• _Working data_:

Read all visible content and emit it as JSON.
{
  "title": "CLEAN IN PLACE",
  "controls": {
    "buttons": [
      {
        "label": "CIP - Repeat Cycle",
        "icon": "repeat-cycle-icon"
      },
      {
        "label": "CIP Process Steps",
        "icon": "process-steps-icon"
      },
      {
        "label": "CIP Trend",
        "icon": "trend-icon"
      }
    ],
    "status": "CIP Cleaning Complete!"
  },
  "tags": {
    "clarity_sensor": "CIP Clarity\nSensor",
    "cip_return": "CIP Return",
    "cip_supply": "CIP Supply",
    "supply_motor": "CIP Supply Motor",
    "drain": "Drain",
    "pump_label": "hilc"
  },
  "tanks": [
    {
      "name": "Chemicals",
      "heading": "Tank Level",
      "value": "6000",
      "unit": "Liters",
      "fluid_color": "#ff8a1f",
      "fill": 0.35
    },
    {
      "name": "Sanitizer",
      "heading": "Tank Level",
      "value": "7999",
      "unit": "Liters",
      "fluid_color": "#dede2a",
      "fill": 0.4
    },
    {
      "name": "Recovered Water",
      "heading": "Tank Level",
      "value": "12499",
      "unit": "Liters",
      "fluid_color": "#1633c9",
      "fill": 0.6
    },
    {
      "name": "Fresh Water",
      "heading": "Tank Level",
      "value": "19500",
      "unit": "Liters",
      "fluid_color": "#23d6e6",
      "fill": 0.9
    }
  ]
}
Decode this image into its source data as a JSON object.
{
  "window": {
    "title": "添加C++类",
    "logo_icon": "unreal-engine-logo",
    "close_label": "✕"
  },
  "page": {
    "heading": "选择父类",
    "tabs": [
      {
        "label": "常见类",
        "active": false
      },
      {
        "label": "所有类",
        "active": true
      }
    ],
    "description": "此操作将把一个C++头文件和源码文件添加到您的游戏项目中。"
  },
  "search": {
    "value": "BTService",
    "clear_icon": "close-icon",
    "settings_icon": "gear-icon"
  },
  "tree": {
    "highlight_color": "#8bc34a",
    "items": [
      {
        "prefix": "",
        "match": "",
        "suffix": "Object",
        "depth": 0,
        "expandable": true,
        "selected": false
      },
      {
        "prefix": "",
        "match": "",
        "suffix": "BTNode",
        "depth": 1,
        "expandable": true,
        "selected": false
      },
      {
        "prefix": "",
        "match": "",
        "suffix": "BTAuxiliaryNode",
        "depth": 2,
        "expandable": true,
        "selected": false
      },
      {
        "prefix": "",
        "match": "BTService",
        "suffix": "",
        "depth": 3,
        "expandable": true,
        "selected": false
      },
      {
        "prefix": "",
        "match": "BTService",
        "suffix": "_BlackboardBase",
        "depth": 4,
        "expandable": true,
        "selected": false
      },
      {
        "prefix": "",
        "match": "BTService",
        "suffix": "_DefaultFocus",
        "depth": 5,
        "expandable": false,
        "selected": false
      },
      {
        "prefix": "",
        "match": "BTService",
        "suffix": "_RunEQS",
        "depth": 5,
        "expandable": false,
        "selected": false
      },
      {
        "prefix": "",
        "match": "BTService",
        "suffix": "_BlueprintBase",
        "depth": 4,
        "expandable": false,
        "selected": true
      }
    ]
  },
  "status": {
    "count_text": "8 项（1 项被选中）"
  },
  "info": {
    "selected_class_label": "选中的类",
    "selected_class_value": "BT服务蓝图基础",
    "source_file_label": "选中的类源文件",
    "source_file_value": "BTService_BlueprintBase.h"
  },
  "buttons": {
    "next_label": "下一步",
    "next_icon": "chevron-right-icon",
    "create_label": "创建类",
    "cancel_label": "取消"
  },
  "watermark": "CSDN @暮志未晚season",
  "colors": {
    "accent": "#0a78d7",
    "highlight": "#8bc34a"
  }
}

• _Exercise instructions_: Set down the entries above again, word for word.

• _Reply to the exercise_:
Read all visible content and emit it as JSON.
{
  "title": "CLEAN IN PLACE",
  "controls": {
    "buttons": [
      {
        "label": "CIP - Repeat Cycle",
        "icon": "repeat-cycle-icon"
      },
      {
        "label": "CIP Process Steps",
        "icon": "process-steps-icon"
      },
      {
        "label": "CIP Trend",
        "icon": "trend-icon"
      }
    ],
    "status": "CIP Cleaning Complete!"
  },
  "tags": {
    "clarity_sensor": "CIP Clarity\nSensor",
    "cip_return": "CIP Return",
    "cip_supply": "CIP Supply",
    "supply_motor": "CIP Supply Motor",
    "drain": "Drain",
    "pump_label": "hilc"
  },
  "tanks": [
    {
      "name": "Chemicals",
      "heading": "Tank Level",
      "value": "6000",
      "unit": "Liters",
      "fluid_color": "#ff8a1f",
      "fill": 0.35
    },
    {
      "name": "Sanitizer",
      "heading": "Tank Level",
      "value": "7999",
      "unit": "Liters",
      "fluid_color": "#dede2a",
      "fill": 0.4
    },
    {
      "name": "Recovered Water",
      "heading": "Tank Level",
      "value": "12499",
      "unit": "Liters",
      "fluid_color": "#1633c9",
      "fill": 0.6
    },
    {
      "name": "Fresh Water",
      "heading": "Tank Level",
      "value": "19500",
      "unit": "Liters",
      "fluid_color": "#23d6e6",
      "fill": 0.9
    }
  ]
}
Decode this image into its source data as a JSON object.
{
  "window": {
    "title": "添加C++类",
    "logo_icon": "unreal-engine-logo",
    "close_label": "✕"
  },
  "page": {
    "heading": "选择父类",
    "tabs": [
      {
        "label": "常见类",
        "active": false
      },
      {
        "label": "所有类",
        "active": true
      }
    ],
    "description": "此操作将把一个C++头文件和源码文件添加到您的游戏项目中。"
  },
  "search": {
    "value": "BTService",
    "clear_icon": "close-icon",
    "settings_icon": "gear-icon"
  },
  "tree": {
    "highlight_color": "#8bc34a",
    "items": [
      {
        "prefix": "",
        "match": "",
        "suffix": "Object",
        "depth": 0,
        "expandable": true,
        "selected": false
      },
      {
        "prefix": "",
        "match": "",
        "suffix": "BTNode",
        "depth": 1,
        "expandable": true,
        "selected": false
      },
      {
        "prefix": "",
        "match": "",
        "suffix": "BTAuxiliaryNode",
        "depth": 2,
        "expandable": true,
        "selected": false
      },
      {
        "prefix": "",
        "match": "BTService",
        "suffix": "",
        "depth": 3,
        "expandable": true,
        "selected": false
      },
      {
        "prefix": "",
        "match": "BTService",
        "suffix": "_BlackboardBase",
        "depth": 4,
        "expandable": true,
        "selected": false
      },
      {
        "prefix": "",
        "match": "BTService",
        "suffix": "_DefaultFocus",
        "depth": 5,
        "expandable": false,
        "selected": false
      },
      {
        "prefix": "",
        "match": "BTService",
        "suffix": "_RunEQS",
        "depth": 5,
        "expandable": false,
        "selected": false
      },
      {
        "prefix": "",
        "match": "BTService",
        "suffix": "_BlueprintBase",
        "depth": 4,
        "expandable": false,
        "selected": true
      }
    ]
  },
  "status": {
    "count_text": "8 项（1 项被选中）"
  },
  "info": {
    "selected_class_label": "选中的类",
    "selected_class_value": "BT服务蓝图基础",
    "source_file_label": "选中的类源文件",
    "source_file_value": "BTService_BlueprintBase.h"
  },
  "buttons": {
    "next_label": "下一步",
    "next_icon": "chevron-right-icon",
    "create_label": "创建类",
    "cancel_label": "取消"
  },
  "watermark": "CSDN @暮志未晚season",
  "colors": {
    "accent": "#0a78d7",
    "highlight": "#8bc34a"
  }
}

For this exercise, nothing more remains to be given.